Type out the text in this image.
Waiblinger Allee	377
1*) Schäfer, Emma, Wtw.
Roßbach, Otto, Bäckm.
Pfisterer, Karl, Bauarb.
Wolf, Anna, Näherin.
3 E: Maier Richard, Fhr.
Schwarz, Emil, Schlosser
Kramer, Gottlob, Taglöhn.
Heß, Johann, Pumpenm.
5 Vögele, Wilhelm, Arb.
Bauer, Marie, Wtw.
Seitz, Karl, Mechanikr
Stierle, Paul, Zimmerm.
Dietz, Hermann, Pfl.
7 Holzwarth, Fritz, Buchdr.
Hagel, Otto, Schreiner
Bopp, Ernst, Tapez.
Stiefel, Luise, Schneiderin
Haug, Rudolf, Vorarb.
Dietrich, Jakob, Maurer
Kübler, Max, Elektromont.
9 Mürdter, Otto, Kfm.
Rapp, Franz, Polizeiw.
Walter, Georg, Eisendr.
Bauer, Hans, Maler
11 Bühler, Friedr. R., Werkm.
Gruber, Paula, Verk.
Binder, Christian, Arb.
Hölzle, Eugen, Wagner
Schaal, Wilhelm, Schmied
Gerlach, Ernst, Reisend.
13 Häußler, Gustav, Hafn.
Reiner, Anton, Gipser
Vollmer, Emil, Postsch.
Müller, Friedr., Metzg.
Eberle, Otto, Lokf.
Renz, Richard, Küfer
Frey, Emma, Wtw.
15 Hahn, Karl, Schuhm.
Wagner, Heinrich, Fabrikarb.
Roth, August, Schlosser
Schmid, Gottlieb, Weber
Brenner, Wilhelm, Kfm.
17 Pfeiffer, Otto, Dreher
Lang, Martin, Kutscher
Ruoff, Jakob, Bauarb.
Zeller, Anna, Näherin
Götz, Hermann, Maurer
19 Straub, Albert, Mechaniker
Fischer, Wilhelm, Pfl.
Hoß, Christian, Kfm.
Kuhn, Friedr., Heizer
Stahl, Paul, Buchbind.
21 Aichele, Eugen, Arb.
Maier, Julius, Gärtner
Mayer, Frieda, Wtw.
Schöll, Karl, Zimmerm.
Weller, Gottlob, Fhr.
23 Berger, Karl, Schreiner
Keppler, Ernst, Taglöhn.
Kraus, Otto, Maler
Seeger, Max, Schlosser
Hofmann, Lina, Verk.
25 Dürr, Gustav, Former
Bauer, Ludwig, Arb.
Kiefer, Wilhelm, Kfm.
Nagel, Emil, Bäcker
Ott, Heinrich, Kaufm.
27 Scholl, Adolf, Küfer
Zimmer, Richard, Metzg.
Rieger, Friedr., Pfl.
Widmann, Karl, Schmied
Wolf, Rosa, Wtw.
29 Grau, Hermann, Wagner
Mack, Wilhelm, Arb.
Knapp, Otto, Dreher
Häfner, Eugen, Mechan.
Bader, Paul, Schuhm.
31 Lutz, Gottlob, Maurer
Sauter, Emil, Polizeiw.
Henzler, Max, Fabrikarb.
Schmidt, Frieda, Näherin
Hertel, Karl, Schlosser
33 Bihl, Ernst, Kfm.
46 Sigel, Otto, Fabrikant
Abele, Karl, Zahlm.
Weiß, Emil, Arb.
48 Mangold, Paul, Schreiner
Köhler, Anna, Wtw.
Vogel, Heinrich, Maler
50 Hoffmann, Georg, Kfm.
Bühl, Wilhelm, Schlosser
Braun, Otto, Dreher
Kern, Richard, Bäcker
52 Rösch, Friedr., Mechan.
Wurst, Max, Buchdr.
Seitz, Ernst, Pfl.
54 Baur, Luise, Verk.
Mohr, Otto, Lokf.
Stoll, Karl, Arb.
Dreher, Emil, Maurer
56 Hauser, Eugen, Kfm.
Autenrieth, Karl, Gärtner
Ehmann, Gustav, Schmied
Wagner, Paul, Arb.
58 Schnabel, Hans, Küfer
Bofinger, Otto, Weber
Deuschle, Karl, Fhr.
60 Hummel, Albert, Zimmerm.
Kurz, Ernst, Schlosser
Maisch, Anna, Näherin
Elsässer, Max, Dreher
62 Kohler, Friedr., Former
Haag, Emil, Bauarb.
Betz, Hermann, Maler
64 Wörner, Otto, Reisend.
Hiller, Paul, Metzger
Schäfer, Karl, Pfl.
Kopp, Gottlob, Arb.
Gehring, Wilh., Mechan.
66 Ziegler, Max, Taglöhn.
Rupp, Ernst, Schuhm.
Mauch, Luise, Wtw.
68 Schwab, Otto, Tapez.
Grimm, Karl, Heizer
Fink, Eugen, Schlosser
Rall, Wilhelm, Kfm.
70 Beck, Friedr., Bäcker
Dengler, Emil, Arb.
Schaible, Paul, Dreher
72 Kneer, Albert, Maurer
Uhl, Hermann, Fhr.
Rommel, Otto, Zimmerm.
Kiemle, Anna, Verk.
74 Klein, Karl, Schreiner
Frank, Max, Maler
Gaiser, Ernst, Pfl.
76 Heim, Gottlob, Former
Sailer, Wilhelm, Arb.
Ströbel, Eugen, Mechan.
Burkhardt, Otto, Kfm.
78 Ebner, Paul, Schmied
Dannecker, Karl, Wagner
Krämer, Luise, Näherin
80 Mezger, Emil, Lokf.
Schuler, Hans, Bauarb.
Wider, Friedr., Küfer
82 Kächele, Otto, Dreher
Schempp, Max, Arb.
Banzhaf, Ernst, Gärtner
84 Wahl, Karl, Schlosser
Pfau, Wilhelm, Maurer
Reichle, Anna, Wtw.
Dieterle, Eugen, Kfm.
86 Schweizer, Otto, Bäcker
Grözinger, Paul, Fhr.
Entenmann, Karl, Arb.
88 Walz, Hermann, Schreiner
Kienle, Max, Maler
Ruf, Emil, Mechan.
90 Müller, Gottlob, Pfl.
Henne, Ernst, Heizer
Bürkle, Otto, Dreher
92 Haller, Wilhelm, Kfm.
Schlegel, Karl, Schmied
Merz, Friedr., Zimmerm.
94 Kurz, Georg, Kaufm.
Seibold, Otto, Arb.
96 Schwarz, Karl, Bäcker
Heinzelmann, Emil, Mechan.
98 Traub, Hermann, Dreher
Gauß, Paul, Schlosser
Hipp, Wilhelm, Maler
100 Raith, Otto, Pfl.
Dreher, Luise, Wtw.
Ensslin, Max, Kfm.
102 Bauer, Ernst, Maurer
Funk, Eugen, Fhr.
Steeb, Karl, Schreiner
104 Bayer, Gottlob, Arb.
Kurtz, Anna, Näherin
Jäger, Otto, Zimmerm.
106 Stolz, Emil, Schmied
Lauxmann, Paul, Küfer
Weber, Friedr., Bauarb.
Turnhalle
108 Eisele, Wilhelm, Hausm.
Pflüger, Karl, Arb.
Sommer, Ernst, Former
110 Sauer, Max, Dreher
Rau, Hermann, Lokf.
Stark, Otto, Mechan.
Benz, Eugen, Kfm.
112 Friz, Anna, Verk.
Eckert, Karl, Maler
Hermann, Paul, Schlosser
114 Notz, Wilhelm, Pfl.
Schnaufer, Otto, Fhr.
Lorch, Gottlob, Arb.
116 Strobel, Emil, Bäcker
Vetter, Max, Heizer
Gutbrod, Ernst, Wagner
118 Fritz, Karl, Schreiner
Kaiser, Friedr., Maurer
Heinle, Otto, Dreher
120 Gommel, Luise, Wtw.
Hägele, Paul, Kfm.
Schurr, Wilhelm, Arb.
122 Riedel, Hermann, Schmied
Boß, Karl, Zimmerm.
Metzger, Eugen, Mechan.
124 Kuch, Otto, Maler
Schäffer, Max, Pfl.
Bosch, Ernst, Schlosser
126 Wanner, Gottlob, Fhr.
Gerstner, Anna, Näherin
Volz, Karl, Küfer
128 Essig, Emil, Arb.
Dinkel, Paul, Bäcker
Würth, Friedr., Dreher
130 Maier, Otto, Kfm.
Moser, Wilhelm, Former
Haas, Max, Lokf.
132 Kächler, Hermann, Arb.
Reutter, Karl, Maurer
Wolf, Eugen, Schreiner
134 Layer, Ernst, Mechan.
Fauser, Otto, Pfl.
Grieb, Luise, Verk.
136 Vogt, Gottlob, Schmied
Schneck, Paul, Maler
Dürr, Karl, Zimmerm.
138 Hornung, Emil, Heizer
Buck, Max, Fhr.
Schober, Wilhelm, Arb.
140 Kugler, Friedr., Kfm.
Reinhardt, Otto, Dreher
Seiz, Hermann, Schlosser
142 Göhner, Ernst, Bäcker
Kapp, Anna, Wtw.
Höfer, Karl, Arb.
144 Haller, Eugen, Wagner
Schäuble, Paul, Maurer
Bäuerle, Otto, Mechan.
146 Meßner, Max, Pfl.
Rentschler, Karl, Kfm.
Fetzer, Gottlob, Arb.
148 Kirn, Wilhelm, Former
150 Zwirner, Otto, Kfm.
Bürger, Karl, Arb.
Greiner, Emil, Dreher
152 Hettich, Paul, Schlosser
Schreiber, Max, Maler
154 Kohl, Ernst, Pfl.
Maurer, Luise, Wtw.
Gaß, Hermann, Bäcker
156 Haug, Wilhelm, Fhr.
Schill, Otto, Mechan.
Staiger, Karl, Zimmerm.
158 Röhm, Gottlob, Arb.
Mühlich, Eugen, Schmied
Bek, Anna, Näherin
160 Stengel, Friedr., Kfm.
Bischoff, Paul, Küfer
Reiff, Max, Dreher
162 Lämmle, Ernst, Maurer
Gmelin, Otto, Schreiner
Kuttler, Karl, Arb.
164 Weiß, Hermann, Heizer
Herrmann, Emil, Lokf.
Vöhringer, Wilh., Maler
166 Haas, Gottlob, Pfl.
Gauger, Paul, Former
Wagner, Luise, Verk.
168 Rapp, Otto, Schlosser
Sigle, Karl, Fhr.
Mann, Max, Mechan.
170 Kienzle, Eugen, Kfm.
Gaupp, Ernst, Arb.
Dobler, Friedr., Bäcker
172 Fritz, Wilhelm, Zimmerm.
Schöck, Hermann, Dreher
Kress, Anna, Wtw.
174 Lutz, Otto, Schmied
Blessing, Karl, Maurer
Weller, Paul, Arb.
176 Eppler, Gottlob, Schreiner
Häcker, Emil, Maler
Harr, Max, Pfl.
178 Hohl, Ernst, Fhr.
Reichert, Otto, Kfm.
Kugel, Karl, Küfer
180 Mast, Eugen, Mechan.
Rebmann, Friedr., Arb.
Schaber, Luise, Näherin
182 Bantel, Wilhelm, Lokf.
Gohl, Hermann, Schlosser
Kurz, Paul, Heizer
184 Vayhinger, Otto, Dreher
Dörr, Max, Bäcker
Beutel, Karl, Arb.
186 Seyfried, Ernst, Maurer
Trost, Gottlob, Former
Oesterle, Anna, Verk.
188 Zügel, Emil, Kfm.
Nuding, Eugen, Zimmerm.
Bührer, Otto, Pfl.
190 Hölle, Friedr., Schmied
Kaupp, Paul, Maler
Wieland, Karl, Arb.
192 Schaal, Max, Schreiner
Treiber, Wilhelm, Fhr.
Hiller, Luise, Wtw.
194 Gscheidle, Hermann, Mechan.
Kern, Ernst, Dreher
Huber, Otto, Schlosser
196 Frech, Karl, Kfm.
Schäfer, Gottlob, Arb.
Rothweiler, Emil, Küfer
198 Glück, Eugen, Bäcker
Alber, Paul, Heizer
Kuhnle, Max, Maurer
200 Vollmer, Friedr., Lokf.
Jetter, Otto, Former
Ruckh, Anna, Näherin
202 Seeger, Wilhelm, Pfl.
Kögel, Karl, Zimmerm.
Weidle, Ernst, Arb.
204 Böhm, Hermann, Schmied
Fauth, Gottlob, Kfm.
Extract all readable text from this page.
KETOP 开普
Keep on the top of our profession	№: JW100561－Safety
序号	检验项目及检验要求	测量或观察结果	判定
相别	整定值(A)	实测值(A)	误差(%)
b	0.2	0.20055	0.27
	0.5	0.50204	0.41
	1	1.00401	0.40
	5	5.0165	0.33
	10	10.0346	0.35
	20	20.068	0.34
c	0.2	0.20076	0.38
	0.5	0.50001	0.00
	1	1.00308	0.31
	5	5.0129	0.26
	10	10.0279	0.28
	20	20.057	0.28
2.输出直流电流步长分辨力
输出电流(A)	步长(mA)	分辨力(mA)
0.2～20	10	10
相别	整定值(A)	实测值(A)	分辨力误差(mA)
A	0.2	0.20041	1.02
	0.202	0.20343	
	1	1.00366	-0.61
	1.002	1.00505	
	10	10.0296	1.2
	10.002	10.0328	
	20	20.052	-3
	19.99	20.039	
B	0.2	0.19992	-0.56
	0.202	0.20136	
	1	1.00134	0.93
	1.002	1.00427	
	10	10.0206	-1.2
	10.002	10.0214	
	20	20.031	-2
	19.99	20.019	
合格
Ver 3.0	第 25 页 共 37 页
..........
- **DIRECTIONS**:
Using the records given above, list every line that includes the word "Vollmer".

- **TASK ANSWER**:
Vollmer, Emil, Postsch.
200 Vollmer, Friedr., Lokf.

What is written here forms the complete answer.